[EXERCISE OBJECTIVE] Quote the data below in full, please, without altering anything.

Figure data in JSON:
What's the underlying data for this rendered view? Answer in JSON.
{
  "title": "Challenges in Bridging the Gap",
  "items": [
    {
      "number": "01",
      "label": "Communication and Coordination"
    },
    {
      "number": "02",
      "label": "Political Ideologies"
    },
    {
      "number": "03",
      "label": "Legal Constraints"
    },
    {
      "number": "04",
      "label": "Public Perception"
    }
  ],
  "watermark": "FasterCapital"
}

[ANSWER BELOW]
What's the underlying data for this rendered view? Answer in JSON.
{
  "title": "Challenges in Bridging the Gap",
  "items": [
    {
      "number": "01",
      "label": "Communication and Coordination"
    },
    {
      "number": "02",
      "label": "Political Ideologies"
    },
    {
      "number": "03",
      "label": "Legal Constraints"
    },
    {
      "number": "04",
      "label": "Public Perception"
    }
  ],
  "watermark": "FasterCapital"
}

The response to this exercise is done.